◆ **WHAT THE TASK REQUIRES**
Copy the data word for word, beginning with its first line and ending with the line that contains "bar [298,570,308,590]", including that line.

========================================

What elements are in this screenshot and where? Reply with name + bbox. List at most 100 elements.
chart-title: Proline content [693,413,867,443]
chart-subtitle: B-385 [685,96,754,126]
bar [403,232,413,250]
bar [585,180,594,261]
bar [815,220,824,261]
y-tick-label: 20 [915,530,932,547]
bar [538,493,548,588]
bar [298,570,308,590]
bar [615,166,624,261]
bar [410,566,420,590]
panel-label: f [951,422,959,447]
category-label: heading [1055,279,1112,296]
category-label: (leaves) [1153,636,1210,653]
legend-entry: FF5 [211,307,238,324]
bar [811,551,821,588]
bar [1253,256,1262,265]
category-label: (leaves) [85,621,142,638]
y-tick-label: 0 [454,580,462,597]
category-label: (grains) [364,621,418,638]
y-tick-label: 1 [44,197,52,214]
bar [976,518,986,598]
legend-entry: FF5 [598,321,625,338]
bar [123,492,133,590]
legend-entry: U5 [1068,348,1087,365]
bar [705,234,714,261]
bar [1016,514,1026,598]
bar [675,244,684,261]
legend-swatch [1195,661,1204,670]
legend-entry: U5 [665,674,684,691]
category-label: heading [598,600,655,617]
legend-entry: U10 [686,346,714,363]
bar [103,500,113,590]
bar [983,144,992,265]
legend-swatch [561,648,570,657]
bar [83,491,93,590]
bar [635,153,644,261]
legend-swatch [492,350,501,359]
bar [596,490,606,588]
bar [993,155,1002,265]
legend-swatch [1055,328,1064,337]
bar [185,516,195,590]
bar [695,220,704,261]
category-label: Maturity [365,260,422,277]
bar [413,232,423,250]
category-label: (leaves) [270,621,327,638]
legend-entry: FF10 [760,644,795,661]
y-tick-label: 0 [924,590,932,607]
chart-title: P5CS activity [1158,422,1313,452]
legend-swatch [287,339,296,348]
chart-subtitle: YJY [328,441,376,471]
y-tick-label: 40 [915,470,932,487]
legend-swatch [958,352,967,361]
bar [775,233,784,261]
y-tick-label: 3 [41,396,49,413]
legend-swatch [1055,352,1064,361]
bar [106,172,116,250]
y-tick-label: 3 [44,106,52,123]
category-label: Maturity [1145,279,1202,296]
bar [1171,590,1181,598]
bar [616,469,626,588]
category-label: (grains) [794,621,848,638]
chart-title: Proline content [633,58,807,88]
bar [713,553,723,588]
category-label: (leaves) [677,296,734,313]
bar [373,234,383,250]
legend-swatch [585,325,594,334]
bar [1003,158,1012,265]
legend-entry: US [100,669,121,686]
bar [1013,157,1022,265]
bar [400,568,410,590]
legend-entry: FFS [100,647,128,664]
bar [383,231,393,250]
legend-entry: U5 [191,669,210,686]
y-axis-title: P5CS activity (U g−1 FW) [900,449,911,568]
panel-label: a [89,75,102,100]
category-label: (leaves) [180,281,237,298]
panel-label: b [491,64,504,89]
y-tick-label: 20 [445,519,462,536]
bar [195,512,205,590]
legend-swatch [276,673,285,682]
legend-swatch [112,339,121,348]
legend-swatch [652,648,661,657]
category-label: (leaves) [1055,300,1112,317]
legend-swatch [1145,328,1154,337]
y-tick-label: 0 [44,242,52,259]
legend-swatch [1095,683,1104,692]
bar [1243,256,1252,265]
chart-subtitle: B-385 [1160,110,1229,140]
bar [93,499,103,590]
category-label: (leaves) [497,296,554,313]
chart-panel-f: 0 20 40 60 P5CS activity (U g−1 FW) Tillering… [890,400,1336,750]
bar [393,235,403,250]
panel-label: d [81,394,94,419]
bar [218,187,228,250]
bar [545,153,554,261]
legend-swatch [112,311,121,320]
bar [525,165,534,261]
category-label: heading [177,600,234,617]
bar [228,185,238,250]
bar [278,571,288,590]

========================================

◆ **TASK SOLUTION**
What elements are in this screenshot and where? Reply with name + bbox. List at most 100 elements.
chart-title: Proline content [693,413,867,443]
chart-subtitle: B-385 [685,96,754,126]
bar [403,232,413,250]
bar [585,180,594,261]
bar [815,220,824,261]
y-tick-label: 20 [915,530,932,547]
bar [538,493,548,588]
bar [298,570,308,590]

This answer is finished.